─── GIVEN RECORDS ───

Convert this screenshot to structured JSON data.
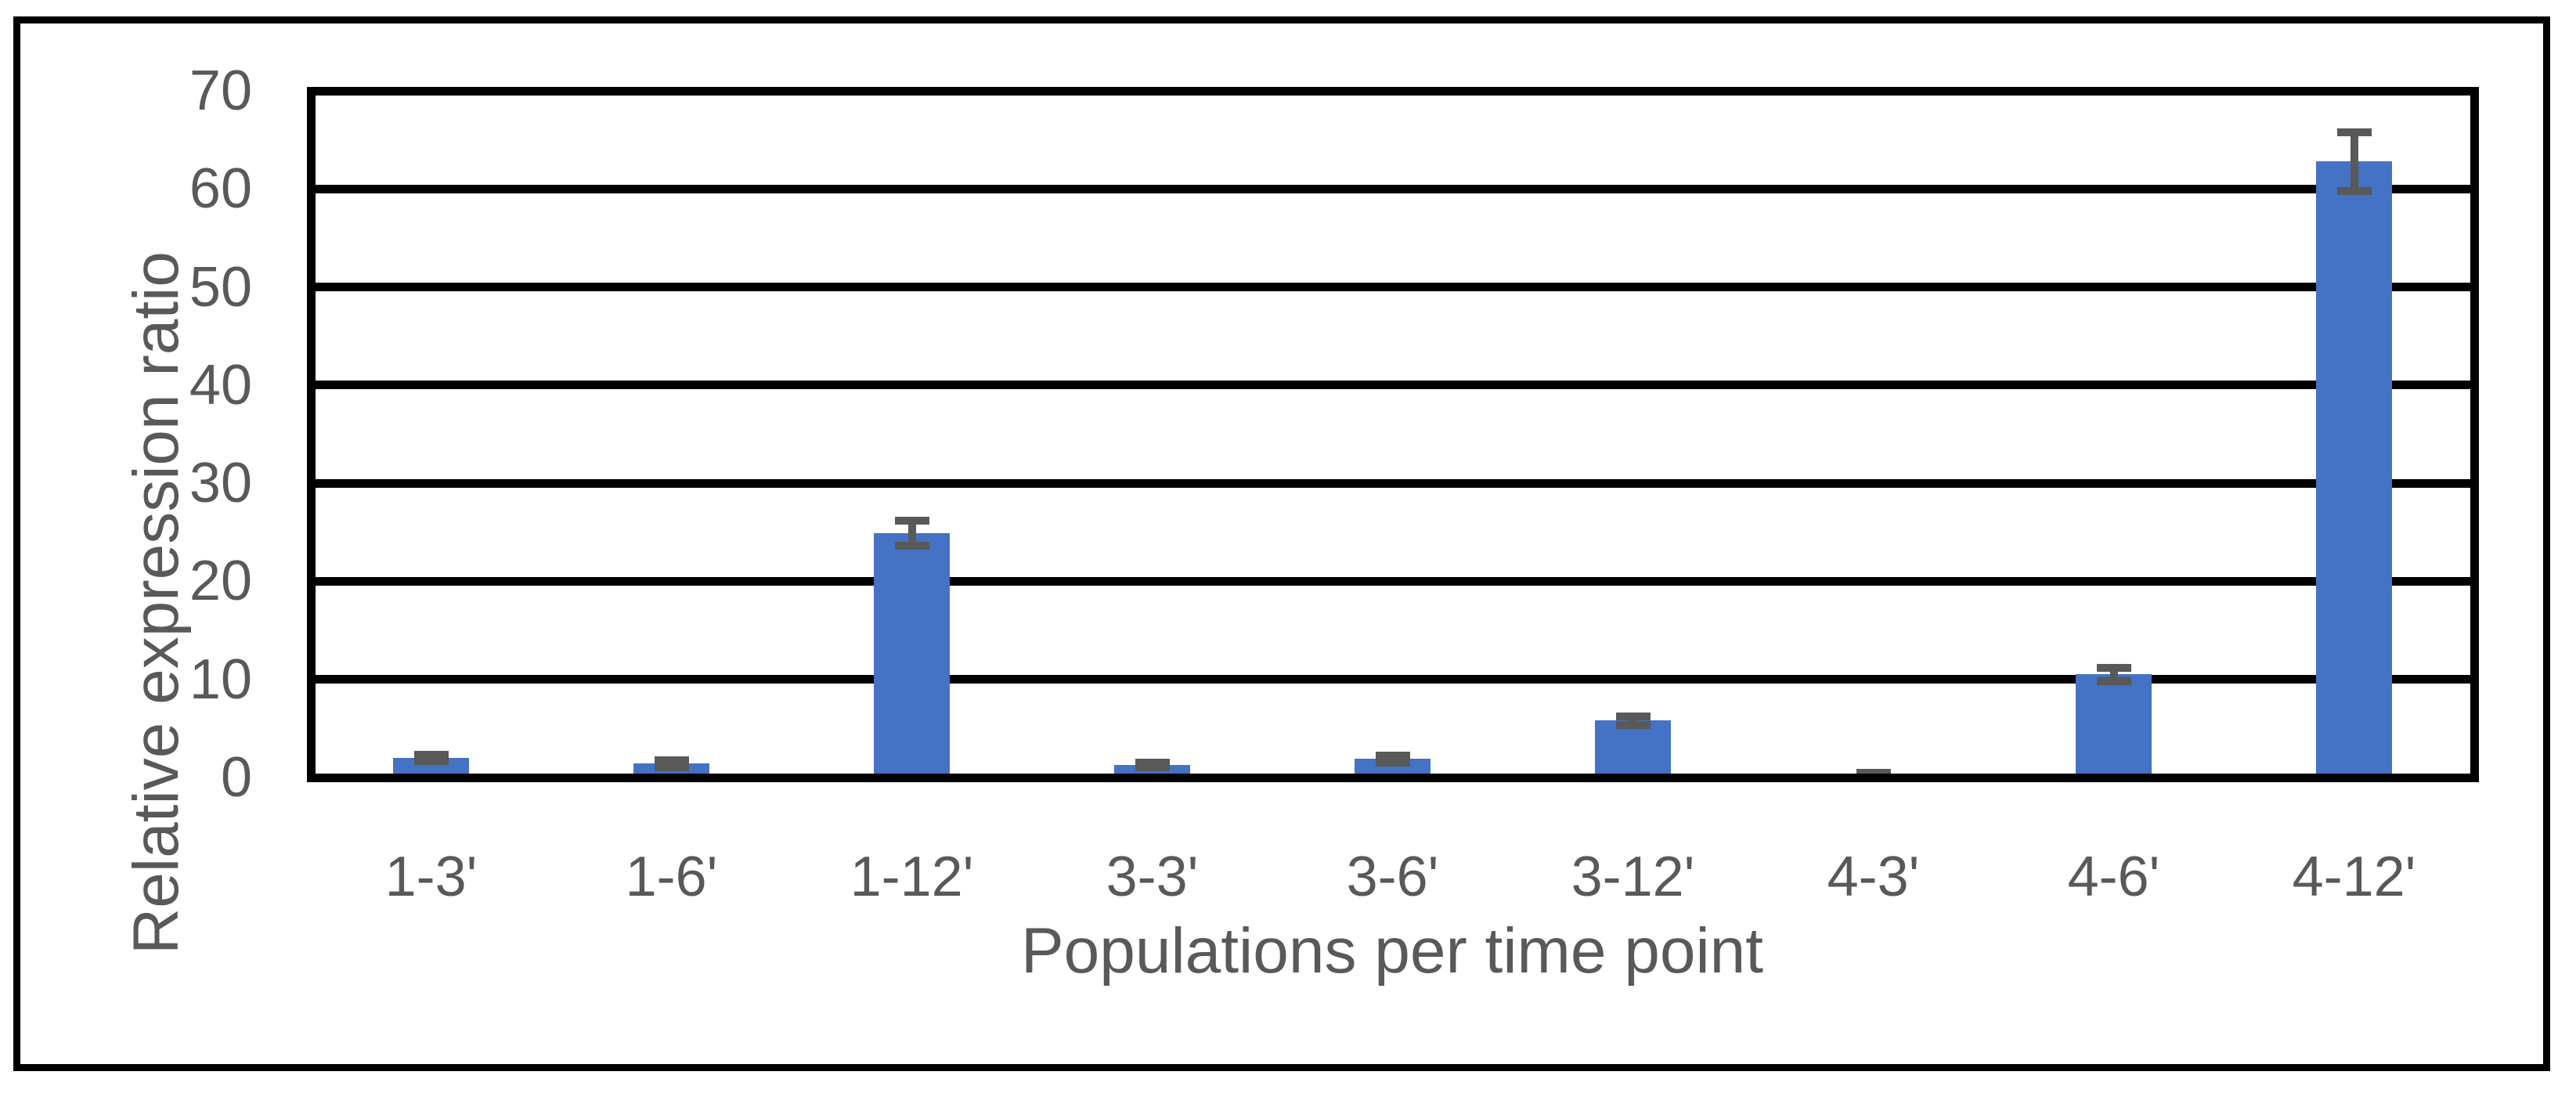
{
  "chart_data": {
    "type": "bar",
    "title": "",
    "xlabel": "Populations per time point",
    "ylabel": "Relative expression ratio",
    "categories": [
      "1-3'",
      "1-6'",
      "1-12'",
      "3-3'",
      "3-6'",
      "3-12'",
      "4-3'",
      "4-6'",
      "4-12'"
    ],
    "values": [
      2.0,
      1.4,
      24.9,
      1.3,
      1.9,
      5.8,
      0.35,
      10.5,
      62.8
    ],
    "error_bars": [
      0.3,
      0.35,
      1.3,
      0.25,
      0.35,
      0.45,
      0.15,
      0.7,
      3.0
    ],
    "ylim": [
      0,
      70
    ],
    "yticks": [
      0,
      10,
      20,
      30,
      40,
      50,
      60,
      70
    ],
    "grid": "horizontal",
    "legend": "none",
    "colors": {
      "bar": "#4472C4",
      "error_bar": "#595959",
      "axis_line": "#000000",
      "text": "#595959",
      "background": "#FFFFFF",
      "frame_border": "#000000"
    }
  }
}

───

GIVEN REQUEST - Go through the entries above and output them exactly, without pictures.

SOLUTION FOR THIS PROBLEM -
Convert this screenshot to structured JSON data.
{
  "chart_data": {
    "type": "bar",
    "title": "",
    "xlabel": "Populations per time point",
    "ylabel": "Relative expression ratio",
    "categories": [
      "1-3'",
      "1-6'",
      "1-12'",
      "3-3'",
      "3-6'",
      "3-12'",
      "4-3'",
      "4-6'",
      "4-12'"
    ],
    "values": [
      2.0,
      1.4,
      24.9,
      1.3,
      1.9,
      5.8,
      0.35,
      10.5,
      62.8
    ],
    "error_bars": [
      0.3,
      0.35,
      1.3,
      0.25,
      0.35,
      0.45,
      0.15,
      0.7,
      3.0
    ],
    "ylim": [
      0,
      70
    ],
    "yticks": [
      0,
      10,
      20,
      30,
      40,
      50,
      60,
      70
    ],
    "grid": "horizontal",
    "legend": "none",
    "colors": {
      "bar": "#4472C4",
      "error_bar": "#595959",
      "axis_line": "#000000",
      "text": "#595959",
      "background": "#FFFFFF",
      "frame_border": "#000000"
    }
  }
}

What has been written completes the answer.